#### [TO BE DONE]
Which lines contain the string "общественной"? Please list every one of them.

------ GIVEN INFORMATION

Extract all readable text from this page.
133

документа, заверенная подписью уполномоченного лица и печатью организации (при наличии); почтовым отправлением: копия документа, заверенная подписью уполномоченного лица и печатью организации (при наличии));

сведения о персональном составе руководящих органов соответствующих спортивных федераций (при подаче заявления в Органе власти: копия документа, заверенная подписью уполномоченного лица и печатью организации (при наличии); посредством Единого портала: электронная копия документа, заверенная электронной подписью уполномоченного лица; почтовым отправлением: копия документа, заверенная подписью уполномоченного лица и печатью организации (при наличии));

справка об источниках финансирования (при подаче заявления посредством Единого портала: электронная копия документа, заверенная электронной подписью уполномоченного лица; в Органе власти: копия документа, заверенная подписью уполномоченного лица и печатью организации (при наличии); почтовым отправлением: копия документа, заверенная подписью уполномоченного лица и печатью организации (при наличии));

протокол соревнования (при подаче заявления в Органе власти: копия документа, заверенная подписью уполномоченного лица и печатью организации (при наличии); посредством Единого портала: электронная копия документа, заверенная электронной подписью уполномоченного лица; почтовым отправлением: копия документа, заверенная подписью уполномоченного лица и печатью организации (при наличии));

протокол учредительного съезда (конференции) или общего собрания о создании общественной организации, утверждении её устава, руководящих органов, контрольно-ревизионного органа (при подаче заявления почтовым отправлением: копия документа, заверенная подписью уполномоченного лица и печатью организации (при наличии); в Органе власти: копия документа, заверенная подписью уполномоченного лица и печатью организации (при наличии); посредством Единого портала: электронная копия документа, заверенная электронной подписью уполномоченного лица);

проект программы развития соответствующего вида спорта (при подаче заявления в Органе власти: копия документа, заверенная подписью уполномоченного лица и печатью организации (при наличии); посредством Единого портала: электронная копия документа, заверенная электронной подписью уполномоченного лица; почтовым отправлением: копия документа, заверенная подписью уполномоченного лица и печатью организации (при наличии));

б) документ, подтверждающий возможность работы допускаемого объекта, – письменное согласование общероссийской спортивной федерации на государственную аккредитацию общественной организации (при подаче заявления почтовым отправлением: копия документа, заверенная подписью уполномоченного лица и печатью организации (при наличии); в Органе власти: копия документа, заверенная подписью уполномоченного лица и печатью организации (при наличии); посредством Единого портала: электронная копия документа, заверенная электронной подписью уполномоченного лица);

------------

#### [SOLUTION]
протокол учредительного съезда (конференции) или общего собрания о создании общественной организации, утверждении её устава, руководящих органов, контрольно-ревизионного органа (при подаче заявления почтовым отправлением: копия документа, заверенная подписью уполномоченного лица и печатью организации (при наличии); в Органе власти: копия документа, заверенная подписью уполномоченного лица и печатью организации (при наличии); посредством Единого портала: электронная копия документа, заверенная электронной подписью уполномоченного лица);
б) документ, подтверждающий возможность работы допускаемого объекта, – письменное согласование общероссийской спортивной федерации на государственную аккредитацию общественной организации (при подаче заявления почтовым отправлением: копия документа, заверенная подписью уполномоченного лица и печатью организации (при наличии); в Органе власти: копия документа, заверенная подписью уполномоченного лица и печатью организации (при наличии); посредством Единого портала: электронная копия документа, заверенная электронной подписью уполномоченного лица);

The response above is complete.